- TASK TO COMPLETE -
Using the records that follow, copy every line containing the word "demographic".

- INPUT DATA -
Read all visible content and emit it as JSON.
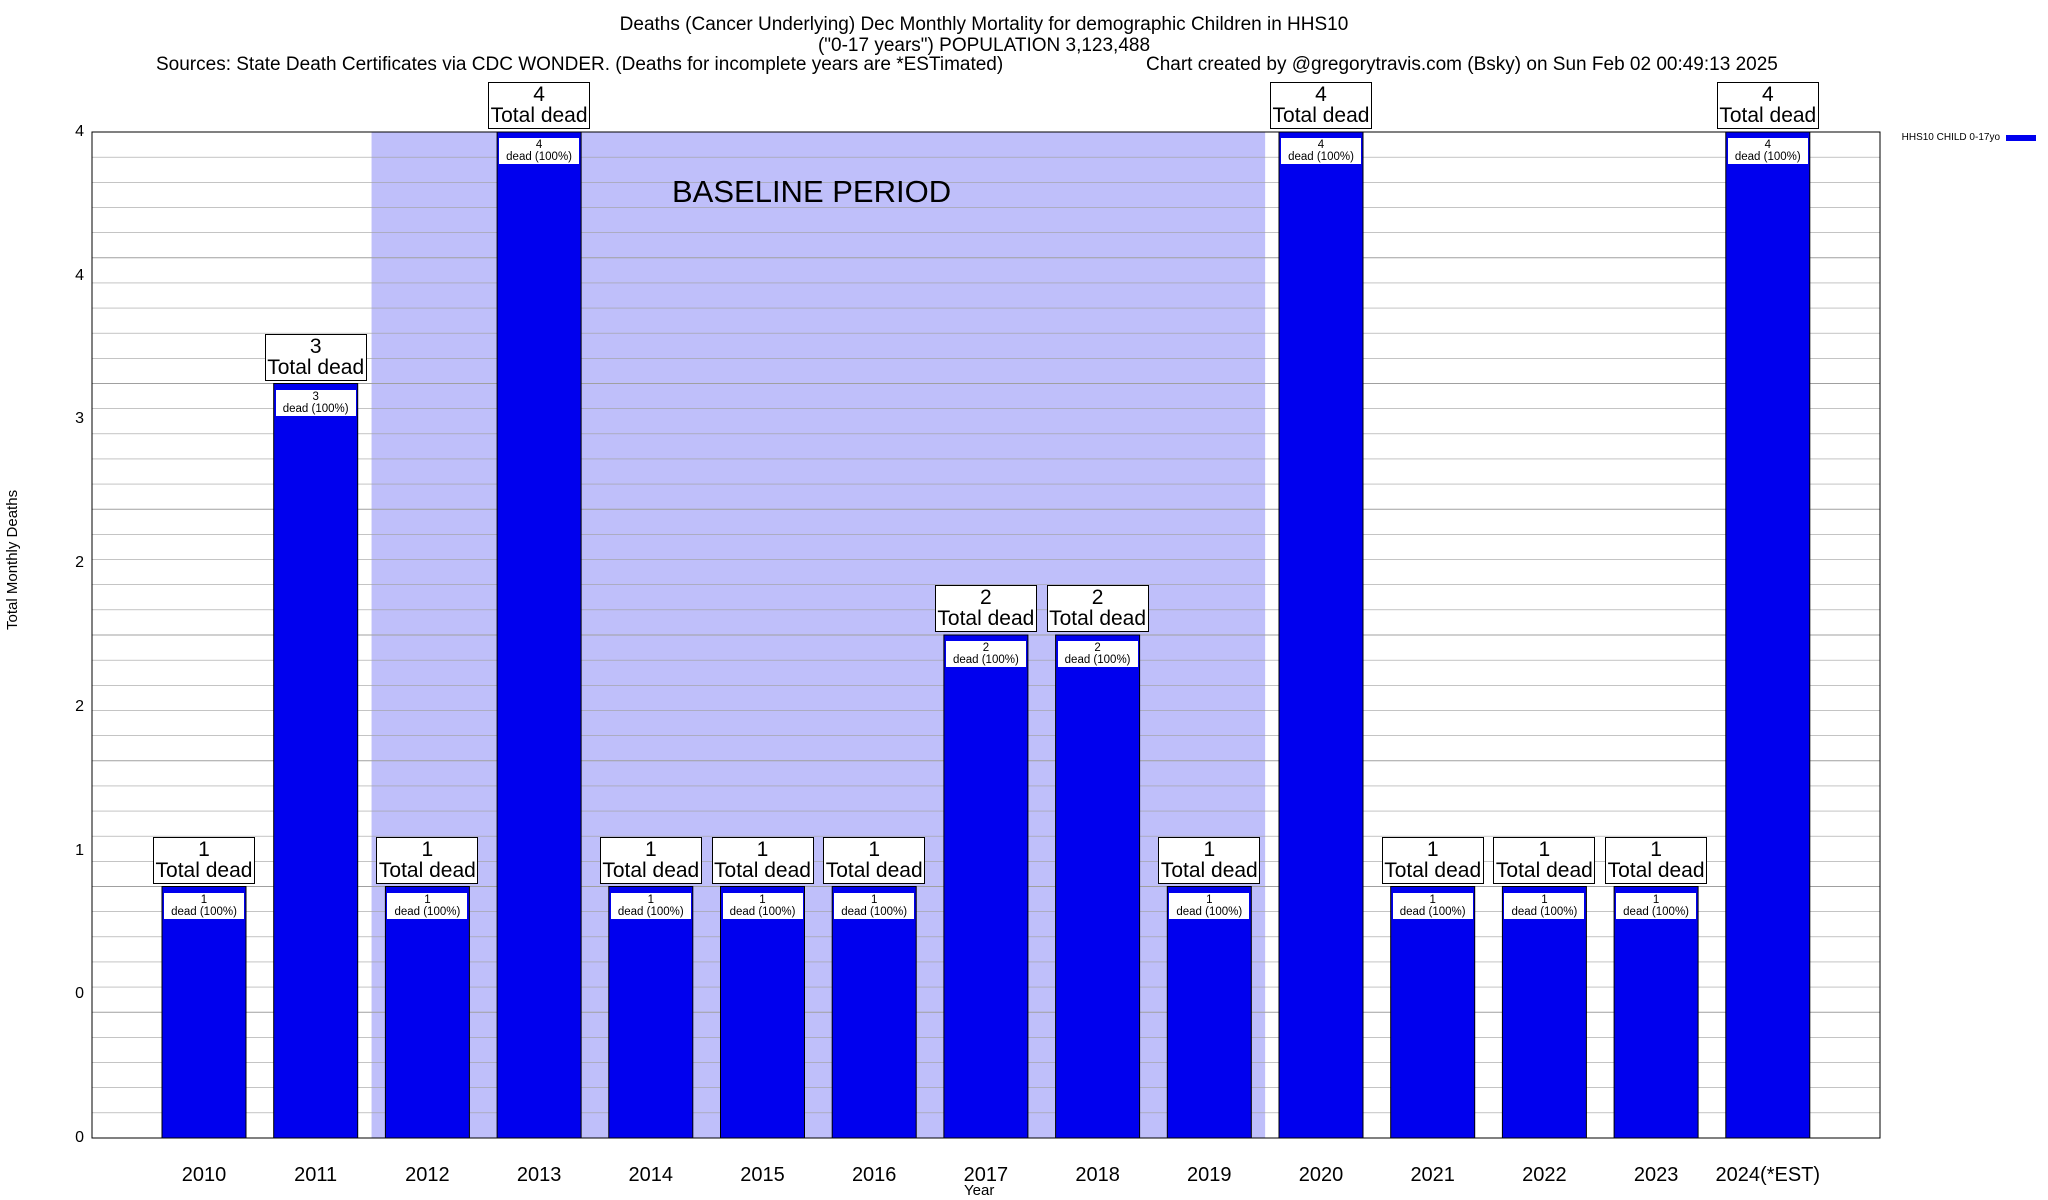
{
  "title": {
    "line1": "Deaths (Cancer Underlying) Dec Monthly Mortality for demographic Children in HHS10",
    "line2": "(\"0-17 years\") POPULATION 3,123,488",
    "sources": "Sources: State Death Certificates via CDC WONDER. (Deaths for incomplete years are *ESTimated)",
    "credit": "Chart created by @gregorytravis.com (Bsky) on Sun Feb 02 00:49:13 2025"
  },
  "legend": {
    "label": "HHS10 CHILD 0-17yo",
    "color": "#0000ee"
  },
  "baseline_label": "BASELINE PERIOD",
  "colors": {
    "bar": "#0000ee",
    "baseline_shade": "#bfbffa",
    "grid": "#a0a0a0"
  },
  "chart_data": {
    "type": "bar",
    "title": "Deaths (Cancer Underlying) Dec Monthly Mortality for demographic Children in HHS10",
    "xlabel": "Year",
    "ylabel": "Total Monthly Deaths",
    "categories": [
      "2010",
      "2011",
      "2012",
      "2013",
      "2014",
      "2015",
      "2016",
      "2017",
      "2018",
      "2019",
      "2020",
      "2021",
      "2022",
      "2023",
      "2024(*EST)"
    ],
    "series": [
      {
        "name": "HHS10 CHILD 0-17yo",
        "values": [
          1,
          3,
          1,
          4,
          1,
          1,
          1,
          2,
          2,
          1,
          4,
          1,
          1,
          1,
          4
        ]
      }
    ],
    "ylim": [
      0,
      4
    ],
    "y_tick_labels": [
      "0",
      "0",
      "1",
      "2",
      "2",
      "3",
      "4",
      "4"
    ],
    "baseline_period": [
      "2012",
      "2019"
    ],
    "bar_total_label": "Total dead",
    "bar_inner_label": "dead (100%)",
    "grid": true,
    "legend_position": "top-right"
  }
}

--

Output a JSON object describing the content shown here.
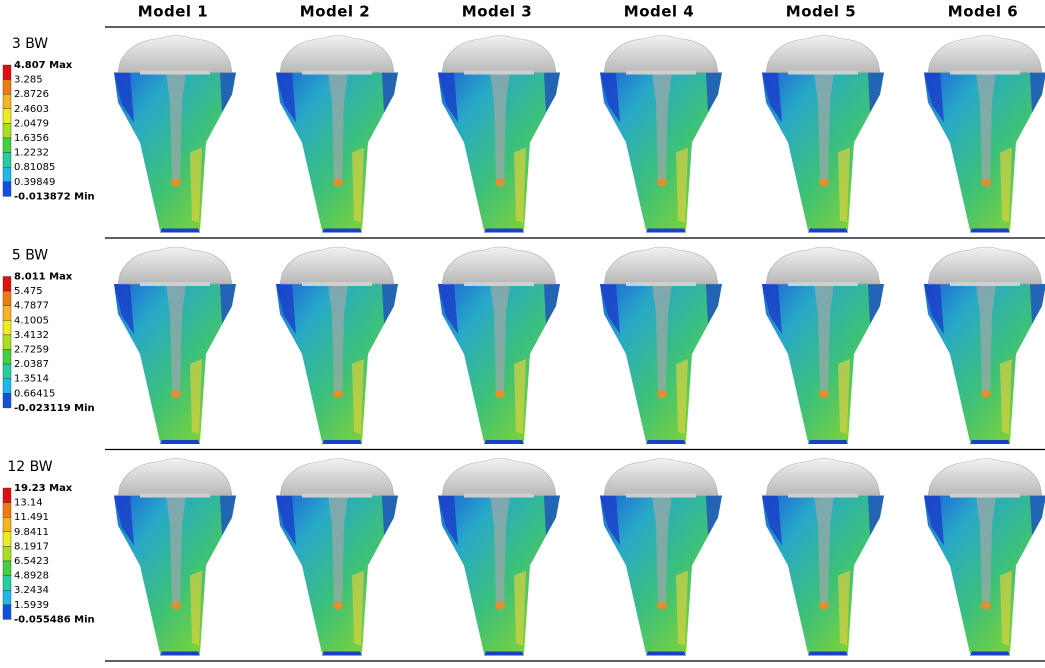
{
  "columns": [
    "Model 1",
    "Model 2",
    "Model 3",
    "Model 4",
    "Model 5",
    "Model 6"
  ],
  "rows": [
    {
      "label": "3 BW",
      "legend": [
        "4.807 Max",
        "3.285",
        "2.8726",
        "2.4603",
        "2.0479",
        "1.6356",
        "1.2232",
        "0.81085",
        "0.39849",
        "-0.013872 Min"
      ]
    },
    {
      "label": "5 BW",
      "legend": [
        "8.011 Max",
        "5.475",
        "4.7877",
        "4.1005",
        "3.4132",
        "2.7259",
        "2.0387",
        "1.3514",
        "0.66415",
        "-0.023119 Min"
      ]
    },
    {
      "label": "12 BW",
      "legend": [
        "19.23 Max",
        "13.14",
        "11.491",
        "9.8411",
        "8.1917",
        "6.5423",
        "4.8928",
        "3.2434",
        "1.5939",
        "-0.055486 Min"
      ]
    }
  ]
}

- EXPECTED ANSWER -
    "line1": "Deaths (Cancer Underlying) Dec Monthly Mortality for demographic Children in HHS10",
    "title": "Deaths (Cancer Underlying) Dec Monthly Mortality for demographic Children in HHS10",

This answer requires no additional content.